(Stored records)
........
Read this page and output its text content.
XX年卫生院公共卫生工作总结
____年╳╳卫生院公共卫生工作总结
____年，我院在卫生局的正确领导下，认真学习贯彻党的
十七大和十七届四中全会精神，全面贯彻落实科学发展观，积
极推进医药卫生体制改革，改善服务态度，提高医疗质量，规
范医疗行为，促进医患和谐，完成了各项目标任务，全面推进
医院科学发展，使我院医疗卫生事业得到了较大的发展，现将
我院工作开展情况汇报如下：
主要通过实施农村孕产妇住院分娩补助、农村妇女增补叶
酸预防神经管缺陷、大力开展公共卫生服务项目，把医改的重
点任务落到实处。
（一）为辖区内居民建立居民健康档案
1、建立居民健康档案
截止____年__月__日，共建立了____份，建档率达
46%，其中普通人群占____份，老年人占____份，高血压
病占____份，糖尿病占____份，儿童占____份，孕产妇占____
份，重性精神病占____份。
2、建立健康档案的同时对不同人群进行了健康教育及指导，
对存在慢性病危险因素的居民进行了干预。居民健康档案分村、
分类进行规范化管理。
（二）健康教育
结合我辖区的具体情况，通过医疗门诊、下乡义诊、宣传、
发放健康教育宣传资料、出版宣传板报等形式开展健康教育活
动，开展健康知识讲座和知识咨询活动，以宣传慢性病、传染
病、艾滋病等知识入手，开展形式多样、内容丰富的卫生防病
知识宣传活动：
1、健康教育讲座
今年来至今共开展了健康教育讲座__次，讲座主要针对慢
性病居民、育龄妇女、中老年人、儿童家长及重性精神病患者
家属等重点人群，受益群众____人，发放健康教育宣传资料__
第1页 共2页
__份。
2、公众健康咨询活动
........
Copy every line of the material, please, keeping it exactly the same.

Read this page and output its text content.
XX年卫生院公共卫生工作总结
____年╳╳卫生院公共卫生工作总结
____年，我院在卫生局的正确领导下，认真学习贯彻党的
十七大和十七届四中全会精神，全面贯彻落实科学发展观，积
极推进医药卫生体制改革，改善服务态度，提高医疗质量，规
范医疗行为，促进医患和谐，完成了各项目标任务，全面推进
医院科学发展，使我院医疗卫生事业得到了较大的发展，现将
我院工作开展情况汇报如下：
主要通过实施农村孕产妇住院分娩补助、农村妇女增补叶
酸预防神经管缺陷、大力开展公共卫生服务项目，把医改的重
点任务落到实处。
（一）为辖区内居民建立居民健康档案
1、建立居民健康档案
截止____年__月__日，共建立了____份，建档率达
46%，其中普通人群占____份，老年人占____份，高血压
病占____份，糖尿病占____份，儿童占____份，孕产妇占____
份，重性精神病占____份。
2、建立健康档案的同时对不同人群进行了健康教育及指导，
对存在慢性病危险因素的居民进行了干预。居民健康档案分村、
分类进行规范化管理。
（二）健康教育
结合我辖区的具体情况，通过医疗门诊、下乡义诊、宣传、
发放健康教育宣传资料、出版宣传板报等形式开展健康教育活
动，开展健康知识讲座和知识咨询活动，以宣传慢性病、传染
病、艾滋病等知识入手，开展形式多样、内容丰富的卫生防病
知识宣传活动：
1、健康教育讲座
今年来至今共开展了健康教育讲座__次，讲座主要针对慢
性病居民、育龄妇女、中老年人、儿童家长及重性精神病患者
家属等重点人群，受益群众____人，发放健康教育宣传资料__
第1页 共2页
__份。
2、公众健康咨询活动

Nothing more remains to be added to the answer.